#### Stated problem:
Repeat, line for line, the entries printed below.

#### The data:
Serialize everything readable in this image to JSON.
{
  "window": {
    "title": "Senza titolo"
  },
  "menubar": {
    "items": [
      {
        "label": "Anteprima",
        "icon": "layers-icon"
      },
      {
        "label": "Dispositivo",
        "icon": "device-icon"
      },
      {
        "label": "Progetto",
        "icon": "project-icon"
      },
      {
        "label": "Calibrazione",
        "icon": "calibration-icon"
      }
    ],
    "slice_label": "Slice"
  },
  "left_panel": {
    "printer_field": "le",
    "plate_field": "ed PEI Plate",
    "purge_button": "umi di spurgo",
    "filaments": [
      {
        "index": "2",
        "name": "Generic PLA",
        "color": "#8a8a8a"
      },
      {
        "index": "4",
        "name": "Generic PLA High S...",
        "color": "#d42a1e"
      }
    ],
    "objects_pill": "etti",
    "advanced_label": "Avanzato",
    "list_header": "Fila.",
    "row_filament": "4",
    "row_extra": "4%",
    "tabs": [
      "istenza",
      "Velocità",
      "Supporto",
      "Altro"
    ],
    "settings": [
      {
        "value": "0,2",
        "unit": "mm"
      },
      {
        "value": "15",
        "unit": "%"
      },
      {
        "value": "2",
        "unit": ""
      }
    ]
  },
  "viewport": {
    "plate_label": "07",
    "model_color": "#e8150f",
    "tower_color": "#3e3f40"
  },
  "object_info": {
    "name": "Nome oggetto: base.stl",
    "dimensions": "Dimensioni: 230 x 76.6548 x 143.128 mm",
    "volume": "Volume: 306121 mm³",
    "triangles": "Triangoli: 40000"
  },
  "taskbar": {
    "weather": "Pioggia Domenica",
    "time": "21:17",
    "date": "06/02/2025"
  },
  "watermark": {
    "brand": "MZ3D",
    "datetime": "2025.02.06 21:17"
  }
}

#### Result of this exercise:
Serialize everything readable in this image to JSON.
{
  "window": {
    "title": "Senza titolo"
  },
  "menubar": {
    "items": [
      {
        "label": "Anteprima",
        "icon": "layers-icon"
      },
      {
        "label": "Dispositivo",
        "icon": "device-icon"
      },
      {
        "label": "Progetto",
        "icon": "project-icon"
      },
      {
        "label": "Calibrazione",
        "icon": "calibration-icon"
      }
    ],
    "slice_label": "Slice"
  },
  "left_panel": {
    "printer_field": "le",
    "plate_field": "ed PEI Plate",
    "purge_button": "umi di spurgo",
    "filaments": [
      {
        "index": "2",
        "name": "Generic PLA",
        "color": "#8a8a8a"
      },
      {
        "index": "4",
        "name": "Generic PLA High S...",
        "color": "#d42a1e"
      }
    ],
    "objects_pill": "etti",
    "advanced_label": "Avanzato",
    "list_header": "Fila.",
    "row_filament": "4",
    "row_extra": "4%",
    "tabs": [
      "istenza",
      "Velocità",
      "Supporto",
      "Altro"
    ],
    "settings": [
      {
        "value": "0,2",
        "unit": "mm"
      },
      {
        "value": "15",
        "unit": "%"
      },
      {
        "value": "2",
        "unit": ""
      }
    ]
  },
  "viewport": {
    "plate_label": "07",
    "model_color": "#e8150f",
    "tower_color": "#3e3f40"
  },
  "object_info": {
    "name": "Nome oggetto: base.stl",
    "dimensions": "Dimensioni: 230 x 76.6548 x 143.128 mm",
    "volume": "Volume: 306121 mm³",
    "triangles": "Triangoli: 40000"
  },
  "taskbar": {
    "weather": "Pioggia Domenica",
    "time": "21:17",
    "date": "06/02/2025"
  },
  "watermark": {
    "brand": "MZ3D",
    "datetime": "2025.02.06 21:17"
  }
}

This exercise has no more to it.